**Task details**: Scan the records below. List lines holding "coherence".

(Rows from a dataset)
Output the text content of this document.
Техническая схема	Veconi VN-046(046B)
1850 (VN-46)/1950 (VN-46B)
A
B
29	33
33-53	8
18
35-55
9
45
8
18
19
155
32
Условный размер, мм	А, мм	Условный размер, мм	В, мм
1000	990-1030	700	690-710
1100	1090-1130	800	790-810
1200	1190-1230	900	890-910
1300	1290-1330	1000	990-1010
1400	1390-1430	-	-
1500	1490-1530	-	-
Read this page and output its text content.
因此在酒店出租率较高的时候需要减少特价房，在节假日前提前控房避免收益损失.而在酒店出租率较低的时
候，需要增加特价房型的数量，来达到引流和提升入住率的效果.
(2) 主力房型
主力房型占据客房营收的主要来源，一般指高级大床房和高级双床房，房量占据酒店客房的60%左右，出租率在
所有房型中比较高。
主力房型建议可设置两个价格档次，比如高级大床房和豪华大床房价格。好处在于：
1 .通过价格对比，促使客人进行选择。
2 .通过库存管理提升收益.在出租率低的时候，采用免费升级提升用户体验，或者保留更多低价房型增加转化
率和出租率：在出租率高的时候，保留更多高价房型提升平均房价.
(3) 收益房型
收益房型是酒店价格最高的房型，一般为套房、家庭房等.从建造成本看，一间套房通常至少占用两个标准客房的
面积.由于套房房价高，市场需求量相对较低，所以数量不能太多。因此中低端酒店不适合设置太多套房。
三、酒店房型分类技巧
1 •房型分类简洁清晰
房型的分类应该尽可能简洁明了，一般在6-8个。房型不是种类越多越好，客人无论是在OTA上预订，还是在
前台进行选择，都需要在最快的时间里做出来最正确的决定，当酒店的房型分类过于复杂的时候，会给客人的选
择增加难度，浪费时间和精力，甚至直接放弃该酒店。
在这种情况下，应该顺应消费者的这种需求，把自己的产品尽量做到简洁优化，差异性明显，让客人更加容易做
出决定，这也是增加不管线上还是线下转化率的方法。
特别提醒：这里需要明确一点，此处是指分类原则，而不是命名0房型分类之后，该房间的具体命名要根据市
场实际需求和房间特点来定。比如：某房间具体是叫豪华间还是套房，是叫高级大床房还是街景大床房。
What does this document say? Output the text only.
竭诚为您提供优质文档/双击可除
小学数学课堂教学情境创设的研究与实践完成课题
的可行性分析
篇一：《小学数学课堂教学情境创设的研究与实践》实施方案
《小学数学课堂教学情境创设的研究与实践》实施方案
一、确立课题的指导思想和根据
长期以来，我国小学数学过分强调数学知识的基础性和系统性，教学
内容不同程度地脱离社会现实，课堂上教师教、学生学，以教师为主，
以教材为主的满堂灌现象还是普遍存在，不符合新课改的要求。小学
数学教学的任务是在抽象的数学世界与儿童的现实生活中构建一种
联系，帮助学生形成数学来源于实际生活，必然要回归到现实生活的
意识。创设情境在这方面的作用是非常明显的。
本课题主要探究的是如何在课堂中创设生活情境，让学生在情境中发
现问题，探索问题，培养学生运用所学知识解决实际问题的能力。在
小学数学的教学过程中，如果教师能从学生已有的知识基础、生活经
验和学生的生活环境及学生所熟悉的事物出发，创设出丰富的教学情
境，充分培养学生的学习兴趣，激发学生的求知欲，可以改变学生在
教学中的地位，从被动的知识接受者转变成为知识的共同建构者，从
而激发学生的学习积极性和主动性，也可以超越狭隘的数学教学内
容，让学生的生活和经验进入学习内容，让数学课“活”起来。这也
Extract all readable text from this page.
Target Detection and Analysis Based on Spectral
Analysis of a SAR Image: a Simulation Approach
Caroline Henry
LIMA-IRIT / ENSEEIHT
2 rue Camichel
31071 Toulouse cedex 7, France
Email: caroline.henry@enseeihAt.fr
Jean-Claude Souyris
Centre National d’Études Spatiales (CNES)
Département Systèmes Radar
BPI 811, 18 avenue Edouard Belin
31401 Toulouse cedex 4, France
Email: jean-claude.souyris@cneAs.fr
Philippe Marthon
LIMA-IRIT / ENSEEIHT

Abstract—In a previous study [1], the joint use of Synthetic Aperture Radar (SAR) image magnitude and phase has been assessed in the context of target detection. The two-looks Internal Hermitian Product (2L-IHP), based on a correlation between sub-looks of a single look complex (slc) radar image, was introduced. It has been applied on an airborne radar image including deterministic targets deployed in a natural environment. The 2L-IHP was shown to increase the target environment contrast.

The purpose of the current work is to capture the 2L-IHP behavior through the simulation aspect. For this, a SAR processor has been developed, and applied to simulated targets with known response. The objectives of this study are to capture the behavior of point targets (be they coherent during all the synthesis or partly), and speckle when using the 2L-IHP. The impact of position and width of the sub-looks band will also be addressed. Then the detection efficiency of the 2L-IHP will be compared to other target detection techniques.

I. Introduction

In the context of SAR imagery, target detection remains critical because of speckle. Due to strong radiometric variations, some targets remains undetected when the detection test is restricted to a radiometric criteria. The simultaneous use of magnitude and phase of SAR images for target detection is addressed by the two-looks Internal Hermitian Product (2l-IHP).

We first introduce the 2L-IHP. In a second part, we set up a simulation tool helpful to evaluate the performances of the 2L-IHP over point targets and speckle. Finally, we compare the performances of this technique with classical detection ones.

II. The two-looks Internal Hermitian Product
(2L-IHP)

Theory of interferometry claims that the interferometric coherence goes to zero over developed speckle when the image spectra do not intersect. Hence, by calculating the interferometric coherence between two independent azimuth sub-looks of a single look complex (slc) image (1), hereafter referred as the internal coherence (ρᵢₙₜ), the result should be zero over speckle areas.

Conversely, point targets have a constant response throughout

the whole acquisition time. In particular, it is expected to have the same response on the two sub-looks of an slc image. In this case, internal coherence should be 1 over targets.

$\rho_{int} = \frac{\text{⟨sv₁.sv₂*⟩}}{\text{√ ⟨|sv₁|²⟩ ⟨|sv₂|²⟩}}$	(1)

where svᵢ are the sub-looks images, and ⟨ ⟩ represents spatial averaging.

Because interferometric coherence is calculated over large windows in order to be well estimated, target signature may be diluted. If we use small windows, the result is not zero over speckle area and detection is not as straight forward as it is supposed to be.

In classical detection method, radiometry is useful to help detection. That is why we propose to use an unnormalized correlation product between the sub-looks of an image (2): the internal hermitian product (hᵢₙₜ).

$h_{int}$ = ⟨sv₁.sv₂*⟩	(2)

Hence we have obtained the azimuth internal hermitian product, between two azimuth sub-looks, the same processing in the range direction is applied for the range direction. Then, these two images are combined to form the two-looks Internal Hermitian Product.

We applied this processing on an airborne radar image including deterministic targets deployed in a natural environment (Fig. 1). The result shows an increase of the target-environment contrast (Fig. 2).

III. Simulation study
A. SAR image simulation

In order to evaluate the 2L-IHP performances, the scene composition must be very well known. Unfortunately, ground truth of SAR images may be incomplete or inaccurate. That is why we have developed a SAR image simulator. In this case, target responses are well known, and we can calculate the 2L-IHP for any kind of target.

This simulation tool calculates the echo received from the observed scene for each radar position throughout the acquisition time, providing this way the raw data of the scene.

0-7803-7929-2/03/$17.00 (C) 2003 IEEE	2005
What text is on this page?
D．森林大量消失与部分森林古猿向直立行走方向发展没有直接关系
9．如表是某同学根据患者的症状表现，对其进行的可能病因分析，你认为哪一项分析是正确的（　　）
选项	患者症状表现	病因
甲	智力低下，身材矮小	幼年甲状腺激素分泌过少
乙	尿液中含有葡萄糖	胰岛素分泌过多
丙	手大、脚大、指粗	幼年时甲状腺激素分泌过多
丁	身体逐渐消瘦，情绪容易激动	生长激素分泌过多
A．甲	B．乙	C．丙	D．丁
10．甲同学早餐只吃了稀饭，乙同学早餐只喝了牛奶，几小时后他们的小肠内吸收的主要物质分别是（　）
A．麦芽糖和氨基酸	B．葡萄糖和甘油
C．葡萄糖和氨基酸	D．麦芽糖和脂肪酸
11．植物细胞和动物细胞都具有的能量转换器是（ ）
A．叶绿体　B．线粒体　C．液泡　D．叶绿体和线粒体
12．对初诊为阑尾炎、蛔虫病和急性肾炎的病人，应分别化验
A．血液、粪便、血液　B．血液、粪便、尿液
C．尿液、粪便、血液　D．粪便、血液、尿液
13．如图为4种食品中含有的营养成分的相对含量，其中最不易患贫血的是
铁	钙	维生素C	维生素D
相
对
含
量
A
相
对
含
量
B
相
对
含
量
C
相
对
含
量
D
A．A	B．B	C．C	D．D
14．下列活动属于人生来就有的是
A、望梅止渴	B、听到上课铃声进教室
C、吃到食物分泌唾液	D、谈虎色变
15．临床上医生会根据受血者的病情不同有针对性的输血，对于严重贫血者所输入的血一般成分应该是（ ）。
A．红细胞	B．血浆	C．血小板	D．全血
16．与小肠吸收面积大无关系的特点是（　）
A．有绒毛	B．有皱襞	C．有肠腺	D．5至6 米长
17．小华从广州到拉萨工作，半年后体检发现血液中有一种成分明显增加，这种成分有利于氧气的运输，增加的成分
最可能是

**Exercise answer**:
Theory of interferometry claims that the interferometric coherence goes to zero over developed speckle when the image spectra do not intersect. Hence, by calculating the interferometric coherence between two independent azimuth sub-looks of a single look complex (slc) image (1), hereafter referred as the internal coherence (ρᵢₙₜ), the result should be zero over speckle areas.
the whole acquisition time. In particular, it is expected to have the same response on the two sub-looks of an slc image. In this case, internal coherence should be 1 over targets.
Because interferometric coherence is calculated over large windows in order to be well estimated, target signature may be diluted. If we use small windows, the result is not zero over speckle area and detection is not as straight forward as it is supposed to be.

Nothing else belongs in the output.